**Set task**
Exclude all pictures, then copy each of the records exactly as written.
## begin Records supplied
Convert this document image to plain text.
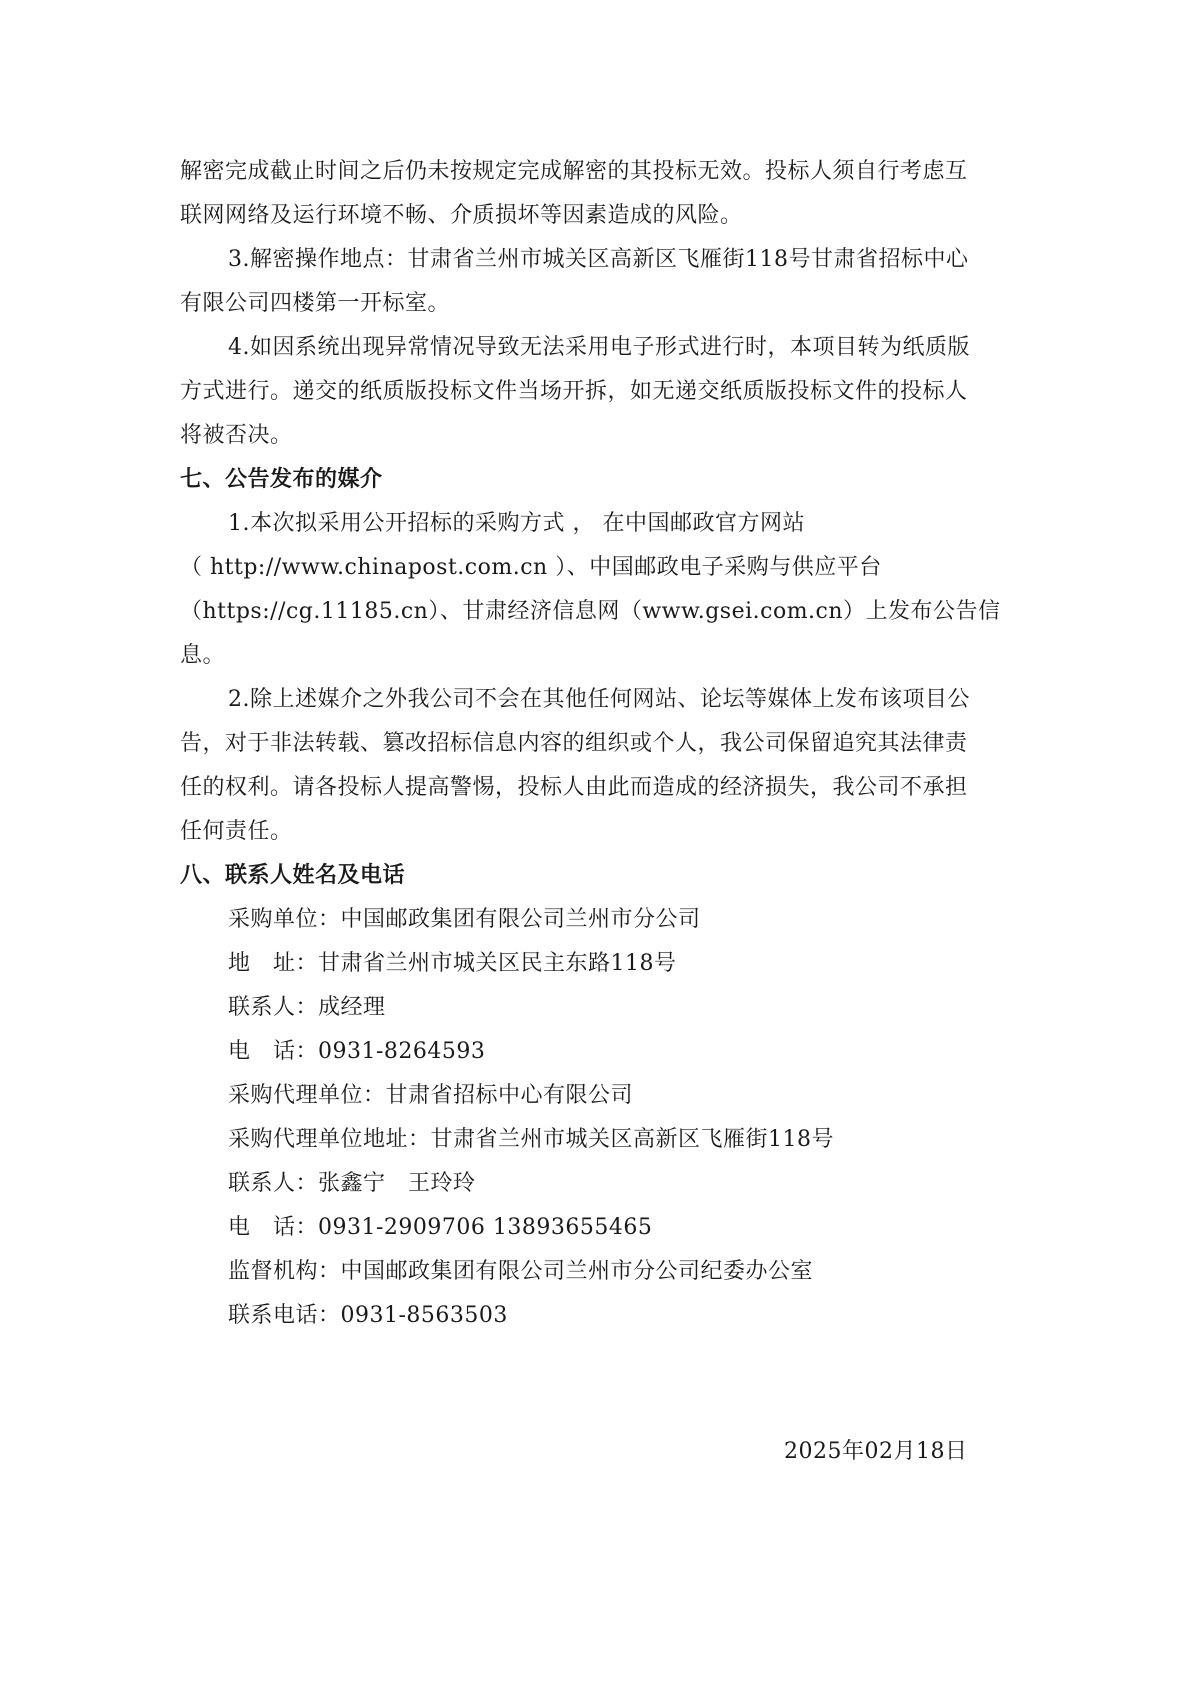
解密完成截止时间之后仍未按规定完成解密的其投标无效。投标人须自行考虑互

联网网络及运行环境不畅、介质损坏等因素造成的风险。

3.解密操作地点：甘肃省兰州市城关区高新区飞雁街118号甘肃省招标中心

有限公司四楼第一开标室。

4.如因系统出现异常情况导致无法采用电子形式进行时，本项目转为纸质版

方式进行。递交的纸质版投标文件当场开拆，如无递交纸质版投标文件的投标人

将被否决。

七、公告发布的媒介

1.本次拟采用公开招标的采购方式 ， 在中国邮政官方网站

（ http://www.chinapost.com.cn ）、中国邮政电子采购与供应平台

（https://cg.11185.cn）、甘肃经济信息网（www.gsei.com.cn）上发布公告信

息。

2.除上述媒介之外我公司不会在其他任何网站、论坛等媒体上发布该项目公

告，对于非法转载、篡改招标信息内容的组织或个人，我公司保留追究其法律责

任的权利。请各投标人提高警惕，投标人由此而造成的经济损失，我公司不承担

任何责任。

八、联系人姓名及电话

采购单位：中国邮政集团有限公司兰州市分公司

地　址：甘肃省兰州市城关区民主东路118号

联系人：成经理

电　话：0931-8264593

采购代理单位：甘肃省招标中心有限公司

采购代理单位地址：甘肃省兰州市城关区高新区飞雁街118号

联系人：张鑫宁　王玲玲

电　话：0931-2909706 13893655465

监督机构：中国邮政集团有限公司兰州市分公司纪委办公室

联系电话：0931-8563503

2025年02月18日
## end Records supplied
**Result for this task**
Convert this document image to plain text.
解密完成截止时间之后仍未按规定完成解密的其投标无效。投标人须自行考虑互

联网网络及运行环境不畅、介质损坏等因素造成的风险。

3.解密操作地点：甘肃省兰州市城关区高新区飞雁街118号甘肃省招标中心

有限公司四楼第一开标室。

4.如因系统出现异常情况导致无法采用电子形式进行时，本项目转为纸质版

方式进行。递交的纸质版投标文件当场开拆，如无递交纸质版投标文件的投标人

将被否决。

七、公告发布的媒介

1.本次拟采用公开招标的采购方式 ， 在中国邮政官方网站

（ http://www.chinapost.com.cn ）、中国邮政电子采购与供应平台

（https://cg.11185.cn）、甘肃经济信息网（www.gsei.com.cn）上发布公告信

息。

2.除上述媒介之外我公司不会在其他任何网站、论坛等媒体上发布该项目公

告，对于非法转载、篡改招标信息内容的组织或个人，我公司保留追究其法律责

任的权利。请各投标人提高警惕，投标人由此而造成的经济损失，我公司不承担

任何责任。

八、联系人姓名及电话

采购单位：中国邮政集团有限公司兰州市分公司

地　址：甘肃省兰州市城关区民主东路118号

联系人：成经理

电　话：0931-8264593

采购代理单位：甘肃省招标中心有限公司

采购代理单位地址：甘肃省兰州市城关区高新区飞雁街118号

联系人：张鑫宁　王玲玲

电　话：0931-2909706 13893655465

监督机构：中国邮政集团有限公司兰州市分公司纪委办公室

联系电话：0931-8563503

2025年02月18日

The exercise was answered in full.